MATERIAL PROVIDED>

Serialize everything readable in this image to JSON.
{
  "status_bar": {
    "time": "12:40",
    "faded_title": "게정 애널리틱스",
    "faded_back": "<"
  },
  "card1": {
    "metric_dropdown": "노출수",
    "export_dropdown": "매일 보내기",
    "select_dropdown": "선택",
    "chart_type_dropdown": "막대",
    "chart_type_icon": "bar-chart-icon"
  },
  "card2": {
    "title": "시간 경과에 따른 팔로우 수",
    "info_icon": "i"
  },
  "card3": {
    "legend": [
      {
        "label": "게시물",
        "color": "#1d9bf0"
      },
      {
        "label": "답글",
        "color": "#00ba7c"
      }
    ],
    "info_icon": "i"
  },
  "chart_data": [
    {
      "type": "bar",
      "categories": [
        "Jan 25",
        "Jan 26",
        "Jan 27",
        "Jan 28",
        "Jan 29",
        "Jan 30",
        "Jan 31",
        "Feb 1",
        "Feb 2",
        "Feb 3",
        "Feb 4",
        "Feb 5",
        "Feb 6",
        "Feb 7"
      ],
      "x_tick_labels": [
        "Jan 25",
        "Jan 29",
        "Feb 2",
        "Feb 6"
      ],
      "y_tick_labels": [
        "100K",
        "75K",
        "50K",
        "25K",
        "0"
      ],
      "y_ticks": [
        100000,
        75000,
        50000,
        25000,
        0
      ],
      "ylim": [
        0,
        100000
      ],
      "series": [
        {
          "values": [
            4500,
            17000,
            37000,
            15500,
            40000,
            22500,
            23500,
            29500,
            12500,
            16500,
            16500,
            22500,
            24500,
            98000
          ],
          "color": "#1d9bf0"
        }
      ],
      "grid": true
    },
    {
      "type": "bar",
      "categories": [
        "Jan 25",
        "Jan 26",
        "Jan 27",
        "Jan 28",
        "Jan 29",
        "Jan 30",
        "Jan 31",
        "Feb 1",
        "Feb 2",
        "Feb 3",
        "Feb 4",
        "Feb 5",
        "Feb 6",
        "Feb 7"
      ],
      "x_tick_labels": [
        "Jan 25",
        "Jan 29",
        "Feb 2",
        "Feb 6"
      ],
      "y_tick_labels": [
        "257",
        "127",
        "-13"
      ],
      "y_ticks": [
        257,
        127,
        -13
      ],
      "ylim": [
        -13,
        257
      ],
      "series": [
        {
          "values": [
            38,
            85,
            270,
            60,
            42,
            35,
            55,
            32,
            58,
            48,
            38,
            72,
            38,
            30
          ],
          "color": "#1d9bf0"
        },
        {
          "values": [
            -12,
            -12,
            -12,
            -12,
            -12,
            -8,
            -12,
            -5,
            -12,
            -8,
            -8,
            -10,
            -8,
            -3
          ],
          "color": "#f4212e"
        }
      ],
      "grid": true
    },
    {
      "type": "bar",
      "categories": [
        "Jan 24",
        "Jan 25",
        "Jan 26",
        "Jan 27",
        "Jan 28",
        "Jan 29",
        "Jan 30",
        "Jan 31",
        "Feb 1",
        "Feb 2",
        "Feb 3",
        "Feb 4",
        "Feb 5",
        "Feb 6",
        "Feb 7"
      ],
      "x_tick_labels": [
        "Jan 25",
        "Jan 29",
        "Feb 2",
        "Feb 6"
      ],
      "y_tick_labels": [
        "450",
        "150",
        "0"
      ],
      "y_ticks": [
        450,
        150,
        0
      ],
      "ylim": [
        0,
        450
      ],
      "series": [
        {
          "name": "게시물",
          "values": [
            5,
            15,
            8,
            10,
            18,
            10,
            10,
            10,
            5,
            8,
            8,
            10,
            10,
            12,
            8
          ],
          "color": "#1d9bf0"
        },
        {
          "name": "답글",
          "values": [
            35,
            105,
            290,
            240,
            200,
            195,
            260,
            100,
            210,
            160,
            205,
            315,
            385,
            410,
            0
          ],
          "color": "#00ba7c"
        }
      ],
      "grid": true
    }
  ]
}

WHAT IS NEEDED>
Repeat the preceding lines exactly, please, every one of them.

TASK RESULT>
Serialize everything readable in this image to JSON.
{
  "status_bar": {
    "time": "12:40",
    "faded_title": "게정 애널리틱스",
    "faded_back": "<"
  },
  "card1": {
    "metric_dropdown": "노출수",
    "export_dropdown": "매일 보내기",
    "select_dropdown": "선택",
    "chart_type_dropdown": "막대",
    "chart_type_icon": "bar-chart-icon"
  },
  "card2": {
    "title": "시간 경과에 따른 팔로우 수",
    "info_icon": "i"
  },
  "card3": {
    "legend": [
      {
        "label": "게시물",
        "color": "#1d9bf0"
      },
      {
        "label": "답글",
        "color": "#00ba7c"
      }
    ],
    "info_icon": "i"
  },
  "chart_data": [
    {
      "type": "bar",
      "categories": [
        "Jan 25",
        "Jan 26",
        "Jan 27",
        "Jan 28",
        "Jan 29",
        "Jan 30",
        "Jan 31",
        "Feb 1",
        "Feb 2",
        "Feb 3",
        "Feb 4",
        "Feb 5",
        "Feb 6",
        "Feb 7"
      ],
      "x_tick_labels": [
        "Jan 25",
        "Jan 29",
        "Feb 2",
        "Feb 6"
      ],
      "y_tick_labels": [
        "100K",
        "75K",
        "50K",
        "25K",
        "0"
      ],
      "y_ticks": [
        100000,
        75000,
        50000,
        25000,
        0
      ],
      "ylim": [
        0,
        100000
      ],
      "series": [
        {
          "values": [
            4500,
            17000,
            37000,
            15500,
            40000,
            22500,
            23500,
            29500,
            12500,
            16500,
            16500,
            22500,
            24500,
            98000
          ],
          "color": "#1d9bf0"
        }
      ],
      "grid": true
    },
    {
      "type": "bar",
      "categories": [
        "Jan 25",
        "Jan 26",
        "Jan 27",
        "Jan 28",
        "Jan 29",
        "Jan 30",
        "Jan 31",
        "Feb 1",
        "Feb 2",
        "Feb 3",
        "Feb 4",
        "Feb 5",
        "Feb 6",
        "Feb 7"
      ],
      "x_tick_labels": [
        "Jan 25",
        "Jan 29",
        "Feb 2",
        "Feb 6"
      ],
      "y_tick_labels": [
        "257",
        "127",
        "-13"
      ],
      "y_ticks": [
        257,
        127,
        -13
      ],
      "ylim": [
        -13,
        257
      ],
      "series": [
        {
          "values": [
            38,
            85,
            270,
            60,
            42,
            35,
            55,
            32,
            58,
            48,
            38,
            72,
            38,
            30
          ],
          "color": "#1d9bf0"
        },
        {
          "values": [
            -12,
            -12,
            -12,
            -12,
            -12,
            -8,
            -12,
            -5,
            -12,
            -8,
            -8,
            -10,
            -8,
            -3
          ],
          "color": "#f4212e"
        }
      ],
      "grid": true
    },
    {
      "type": "bar",
      "categories": [
        "Jan 24",
        "Jan 25",
        "Jan 26",
        "Jan 27",
        "Jan 28",
        "Jan 29",
        "Jan 30",
        "Jan 31",
        "Feb 1",
        "Feb 2",
        "Feb 3",
        "Feb 4",
        "Feb 5",
        "Feb 6",
        "Feb 7"
      ],
      "x_tick_labels": [
        "Jan 25",
        "Jan 29",
        "Feb 2",
        "Feb 6"
      ],
      "y_tick_labels": [
        "450",
        "150",
        "0"
      ],
      "y_ticks": [
        450,
        150,
        0
      ],
      "ylim": [
        0,
        450
      ],
      "series": [
        {
          "name": "게시물",
          "values": [
            5,
            15,
            8,
            10,
            18,
            10,
            10,
            10,
            5,
            8,
            8,
            10,
            10,
            12,
            8
          ],
          "color": "#1d9bf0"
        },
        {
          "name": "답글",
          "values": [
            35,
            105,
            290,
            240,
            200,
            195,
            260,
            100,
            210,
            160,
            205,
            315,
            385,
            410,
            0
          ],
          "color": "#00ba7c"
        }
      ],
      "grid": true
    }
  ]
}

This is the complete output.